### Goal of the exercise
Filter the data for lines with the word "origen", then copy every line so identified.

### Exercise materials
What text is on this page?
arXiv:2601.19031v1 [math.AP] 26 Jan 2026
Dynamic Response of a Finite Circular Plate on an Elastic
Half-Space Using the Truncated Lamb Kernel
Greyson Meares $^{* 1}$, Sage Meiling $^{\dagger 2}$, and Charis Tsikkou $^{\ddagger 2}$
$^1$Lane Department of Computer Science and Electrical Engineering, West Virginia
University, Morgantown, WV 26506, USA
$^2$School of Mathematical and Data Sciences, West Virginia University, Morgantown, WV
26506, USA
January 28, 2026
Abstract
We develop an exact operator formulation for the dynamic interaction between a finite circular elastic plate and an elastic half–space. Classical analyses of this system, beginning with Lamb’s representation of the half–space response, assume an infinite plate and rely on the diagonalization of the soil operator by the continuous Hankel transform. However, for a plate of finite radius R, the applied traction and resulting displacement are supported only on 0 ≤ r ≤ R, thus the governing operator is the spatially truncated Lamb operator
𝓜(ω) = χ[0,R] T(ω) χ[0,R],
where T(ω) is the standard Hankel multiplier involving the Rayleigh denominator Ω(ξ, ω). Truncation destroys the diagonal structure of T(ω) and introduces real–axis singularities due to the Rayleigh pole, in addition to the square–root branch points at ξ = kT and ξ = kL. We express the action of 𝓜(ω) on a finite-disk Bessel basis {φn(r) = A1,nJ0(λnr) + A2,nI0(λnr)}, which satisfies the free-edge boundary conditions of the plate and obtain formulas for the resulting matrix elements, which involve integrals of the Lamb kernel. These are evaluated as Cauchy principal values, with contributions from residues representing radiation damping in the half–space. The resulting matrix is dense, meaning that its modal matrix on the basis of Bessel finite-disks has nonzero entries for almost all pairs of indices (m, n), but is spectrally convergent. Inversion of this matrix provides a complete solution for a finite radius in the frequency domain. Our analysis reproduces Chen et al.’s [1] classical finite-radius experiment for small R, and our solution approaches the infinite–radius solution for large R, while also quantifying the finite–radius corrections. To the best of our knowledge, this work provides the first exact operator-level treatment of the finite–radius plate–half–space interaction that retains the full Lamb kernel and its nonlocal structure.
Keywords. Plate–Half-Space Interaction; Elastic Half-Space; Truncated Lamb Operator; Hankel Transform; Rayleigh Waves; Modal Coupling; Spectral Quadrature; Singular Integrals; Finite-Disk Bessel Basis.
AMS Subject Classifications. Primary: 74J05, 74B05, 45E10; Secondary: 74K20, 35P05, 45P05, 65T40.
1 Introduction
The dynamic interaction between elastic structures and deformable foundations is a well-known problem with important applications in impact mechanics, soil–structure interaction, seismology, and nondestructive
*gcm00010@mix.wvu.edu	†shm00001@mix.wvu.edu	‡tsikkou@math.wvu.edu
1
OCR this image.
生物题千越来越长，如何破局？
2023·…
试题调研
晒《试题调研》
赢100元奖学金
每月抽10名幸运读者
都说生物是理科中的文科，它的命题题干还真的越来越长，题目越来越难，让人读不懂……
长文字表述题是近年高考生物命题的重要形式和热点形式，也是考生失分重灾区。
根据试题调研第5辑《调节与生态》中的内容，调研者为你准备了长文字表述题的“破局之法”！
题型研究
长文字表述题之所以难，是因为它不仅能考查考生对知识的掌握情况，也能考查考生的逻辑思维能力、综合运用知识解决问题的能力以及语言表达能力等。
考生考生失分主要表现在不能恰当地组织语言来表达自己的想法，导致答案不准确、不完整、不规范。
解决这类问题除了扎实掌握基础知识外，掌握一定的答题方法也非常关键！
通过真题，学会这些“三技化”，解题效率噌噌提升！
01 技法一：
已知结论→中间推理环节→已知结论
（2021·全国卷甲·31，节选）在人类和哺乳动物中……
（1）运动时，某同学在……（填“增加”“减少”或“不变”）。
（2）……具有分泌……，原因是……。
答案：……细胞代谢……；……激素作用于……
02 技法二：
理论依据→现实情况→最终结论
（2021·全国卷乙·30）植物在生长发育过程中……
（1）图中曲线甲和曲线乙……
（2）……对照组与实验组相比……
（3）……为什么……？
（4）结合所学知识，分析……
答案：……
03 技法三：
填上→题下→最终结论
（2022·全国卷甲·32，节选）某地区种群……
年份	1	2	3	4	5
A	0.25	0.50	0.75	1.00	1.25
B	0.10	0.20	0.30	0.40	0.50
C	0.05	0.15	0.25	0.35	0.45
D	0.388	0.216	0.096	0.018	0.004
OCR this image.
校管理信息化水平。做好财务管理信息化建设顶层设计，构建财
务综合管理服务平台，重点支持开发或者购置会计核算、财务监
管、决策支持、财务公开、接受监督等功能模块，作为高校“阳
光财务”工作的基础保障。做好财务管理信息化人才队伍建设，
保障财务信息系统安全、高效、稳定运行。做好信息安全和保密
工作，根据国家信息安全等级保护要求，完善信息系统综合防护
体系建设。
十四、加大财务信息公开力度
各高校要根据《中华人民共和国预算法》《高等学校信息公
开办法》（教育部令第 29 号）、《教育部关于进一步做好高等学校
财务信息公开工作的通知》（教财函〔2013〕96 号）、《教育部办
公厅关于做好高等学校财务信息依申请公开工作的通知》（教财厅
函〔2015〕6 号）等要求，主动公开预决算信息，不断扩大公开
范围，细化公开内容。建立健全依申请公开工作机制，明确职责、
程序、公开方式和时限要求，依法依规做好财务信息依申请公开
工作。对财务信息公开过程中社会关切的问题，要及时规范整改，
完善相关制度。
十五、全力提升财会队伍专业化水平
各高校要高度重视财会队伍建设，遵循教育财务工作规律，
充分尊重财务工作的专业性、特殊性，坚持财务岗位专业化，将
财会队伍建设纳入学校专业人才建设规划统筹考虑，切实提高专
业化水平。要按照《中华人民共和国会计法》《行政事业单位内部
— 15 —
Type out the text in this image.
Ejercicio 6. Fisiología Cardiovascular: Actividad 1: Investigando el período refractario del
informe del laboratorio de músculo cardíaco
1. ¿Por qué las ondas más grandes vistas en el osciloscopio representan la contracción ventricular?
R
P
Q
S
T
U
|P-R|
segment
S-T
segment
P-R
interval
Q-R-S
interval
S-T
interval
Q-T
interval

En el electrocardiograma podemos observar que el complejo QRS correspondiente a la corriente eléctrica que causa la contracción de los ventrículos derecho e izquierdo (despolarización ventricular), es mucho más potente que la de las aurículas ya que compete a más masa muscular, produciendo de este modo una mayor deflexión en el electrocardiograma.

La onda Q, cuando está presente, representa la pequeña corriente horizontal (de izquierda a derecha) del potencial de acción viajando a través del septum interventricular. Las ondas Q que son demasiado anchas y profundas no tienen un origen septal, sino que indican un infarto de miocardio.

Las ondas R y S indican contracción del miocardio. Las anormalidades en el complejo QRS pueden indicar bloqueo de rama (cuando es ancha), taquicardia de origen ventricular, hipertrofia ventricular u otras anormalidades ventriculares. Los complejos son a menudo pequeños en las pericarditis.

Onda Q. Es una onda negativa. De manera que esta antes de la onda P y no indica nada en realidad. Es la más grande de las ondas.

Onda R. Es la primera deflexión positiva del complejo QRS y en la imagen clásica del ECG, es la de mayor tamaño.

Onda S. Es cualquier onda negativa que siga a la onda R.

### Full solution
La onda Q, cuando está presente, representa la pequeña corriente horizontal (de izquierda a derecha) del potencial de acción viajando a través del septum interventricular. Las ondas Q que son demasiado anchas y profundas no tienen un origen septal, sino que indican un infarto de miocardio.
Las ondas R y S indican contracción del miocardio. Las anormalidades en el complejo QRS pueden indicar bloqueo de rama (cuando es ancha), taquicardia de origen ventricular, hipertrofia ventricular u otras anormalidades ventriculares. Los complejos son a menudo pequeños en las pericarditis.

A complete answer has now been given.